(Items from a figure collection)
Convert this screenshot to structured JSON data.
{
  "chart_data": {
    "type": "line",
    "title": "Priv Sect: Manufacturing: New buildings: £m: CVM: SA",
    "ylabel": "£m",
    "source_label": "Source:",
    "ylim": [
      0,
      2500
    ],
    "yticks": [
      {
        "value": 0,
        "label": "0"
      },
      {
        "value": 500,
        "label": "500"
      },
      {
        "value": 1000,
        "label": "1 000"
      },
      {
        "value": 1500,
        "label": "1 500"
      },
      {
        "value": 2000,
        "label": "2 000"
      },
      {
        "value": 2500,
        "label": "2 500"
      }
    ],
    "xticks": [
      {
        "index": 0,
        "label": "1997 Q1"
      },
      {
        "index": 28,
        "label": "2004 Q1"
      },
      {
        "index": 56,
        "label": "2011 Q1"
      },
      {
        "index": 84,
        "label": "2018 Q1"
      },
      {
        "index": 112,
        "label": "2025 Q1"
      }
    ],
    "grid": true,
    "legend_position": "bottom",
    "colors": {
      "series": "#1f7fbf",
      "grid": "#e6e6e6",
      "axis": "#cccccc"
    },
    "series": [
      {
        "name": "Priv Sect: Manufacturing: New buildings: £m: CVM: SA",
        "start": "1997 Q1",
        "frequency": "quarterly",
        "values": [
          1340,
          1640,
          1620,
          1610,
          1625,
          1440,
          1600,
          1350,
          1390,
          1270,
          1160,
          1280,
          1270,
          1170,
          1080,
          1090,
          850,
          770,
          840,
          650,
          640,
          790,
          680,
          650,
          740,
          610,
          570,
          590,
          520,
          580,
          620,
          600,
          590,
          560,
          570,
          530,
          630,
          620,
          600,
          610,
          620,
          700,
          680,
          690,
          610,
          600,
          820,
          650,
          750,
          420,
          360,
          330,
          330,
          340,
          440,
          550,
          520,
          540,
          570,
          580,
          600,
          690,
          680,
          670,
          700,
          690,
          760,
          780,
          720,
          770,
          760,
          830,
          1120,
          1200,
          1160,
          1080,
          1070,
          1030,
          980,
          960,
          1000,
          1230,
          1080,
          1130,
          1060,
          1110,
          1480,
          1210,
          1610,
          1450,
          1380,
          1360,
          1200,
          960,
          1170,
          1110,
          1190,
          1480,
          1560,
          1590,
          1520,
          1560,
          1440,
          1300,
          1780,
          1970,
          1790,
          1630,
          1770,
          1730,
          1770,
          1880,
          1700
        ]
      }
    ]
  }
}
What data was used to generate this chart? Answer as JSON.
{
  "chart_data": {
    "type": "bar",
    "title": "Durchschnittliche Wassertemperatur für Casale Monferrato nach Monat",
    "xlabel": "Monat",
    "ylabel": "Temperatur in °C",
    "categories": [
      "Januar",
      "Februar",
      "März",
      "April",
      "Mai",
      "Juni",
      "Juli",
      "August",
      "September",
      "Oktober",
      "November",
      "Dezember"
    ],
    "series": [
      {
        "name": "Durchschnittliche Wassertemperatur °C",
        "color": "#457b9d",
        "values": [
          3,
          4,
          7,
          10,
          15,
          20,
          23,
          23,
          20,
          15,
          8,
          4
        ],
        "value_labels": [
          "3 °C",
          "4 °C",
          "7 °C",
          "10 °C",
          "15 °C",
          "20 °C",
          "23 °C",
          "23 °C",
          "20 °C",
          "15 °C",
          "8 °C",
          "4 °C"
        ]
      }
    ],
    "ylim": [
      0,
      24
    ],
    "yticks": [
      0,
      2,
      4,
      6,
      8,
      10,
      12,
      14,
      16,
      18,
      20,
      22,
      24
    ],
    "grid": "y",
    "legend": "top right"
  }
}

Exercise goal: Set down exactly what runs from the line with "What data was" to the last line of the data above, including both of those lines and no others.

Complete output:
What data was used to generate this chart? Answer as JSON.
{
  "chart_data": {
    "type": "bar",
    "title": "Durchschnittliche Wassertemperatur für Casale Monferrato nach Monat",
    "xlabel": "Monat",
    "ylabel": "Temperatur in °C",
    "categories": [
      "Januar",
      "Februar",
      "März",
      "April",
      "Mai",
      "Juni",
      "Juli",
      "August",
      "September",
      "Oktober",
      "November",
      "Dezember"
    ],
    "series": [
      {
        "name": "Durchschnittliche Wassertemperatur °C",
        "color": "#457b9d",
        "values": [
          3,
          4,
          7,
          10,
          15,
          20,
          23,
          23,
          20,
          15,
          8,
          4
        ],
        "value_labels": [
          "3 °C",
          "4 °C",
          "7 °C",
          "10 °C",
          "15 °C",
          "20 °C",
          "23 °C",
          "23 °C",
          "20 °C",
          "15 °C",
          "8 °C",
          "4 °C"
        ]
      }
    ],
    "ylim": [
      0,
      24
    ],
    "yticks": [
      0,
      2,
      4,
      6,
      8,
      10,
      12,
      14,
      16,
      18,
      20,
      22,
      24
    ],
    "grid": "y",
    "legend": "top right"
  }
}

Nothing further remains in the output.